Rincian Soal: Apa saja semua kalimat dalam paragraf yang diawali "Ini hari minggu." pada kutipan teks di bawah? Tuliskan tiap kalimat secara berurutan.

Kutipan Teks:
◆ ◆ ◆ ◆ ◆

Cari Blog Ini

"WORDS CAN CHANGE ANYTHING"

Hidup ini singkat. Tidak ada waktu untuk meninggalkan kata-kata penting tak terkatakan. -Paulo Coelho-

Rabu, 01 Desember 2010

Antara Cengkareng dan Curug

Oleh : Ninis Chairunnisa

Ini hari minggu. Hari yang disakralkan orang sebagai hari libur. Saya pun ingin merasakan hari itu sebagai hari libur. Hari dimana saya hanya melakukan hal yang saya inginkan.

◆ ◆ ◆ ◆ ◆

Bagian Data:

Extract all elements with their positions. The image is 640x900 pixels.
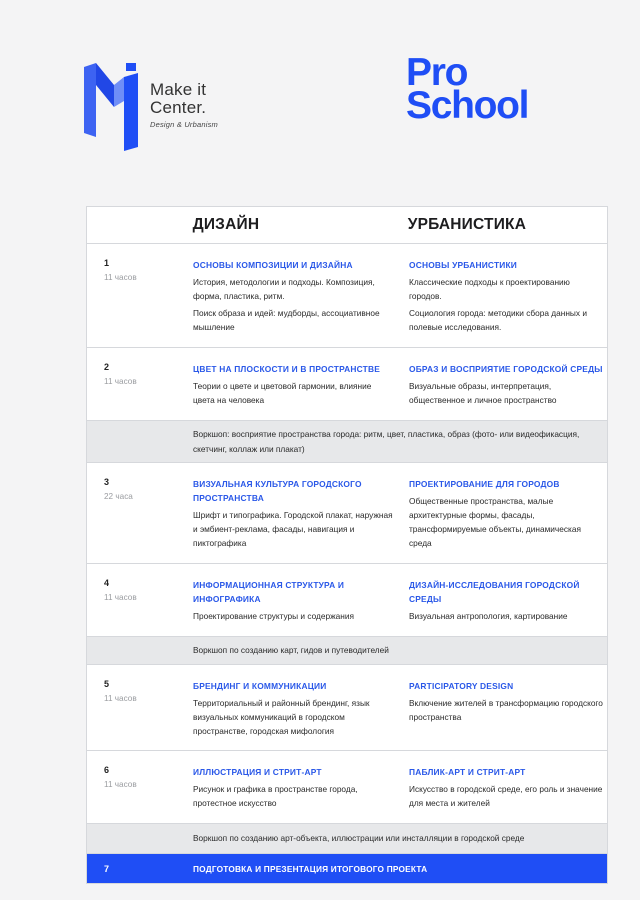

◆ ◆ ◆ ◆ ◆

Hasil Tugas:
1. Ini hari minggu.
2. Hari yang disakralkan orang sebagai hari libur.
3. Saya pun ingin merasakan hari itu sebagai hari libur.
4. Hari dimana saya hanya melakukan hal yang saya inginkan.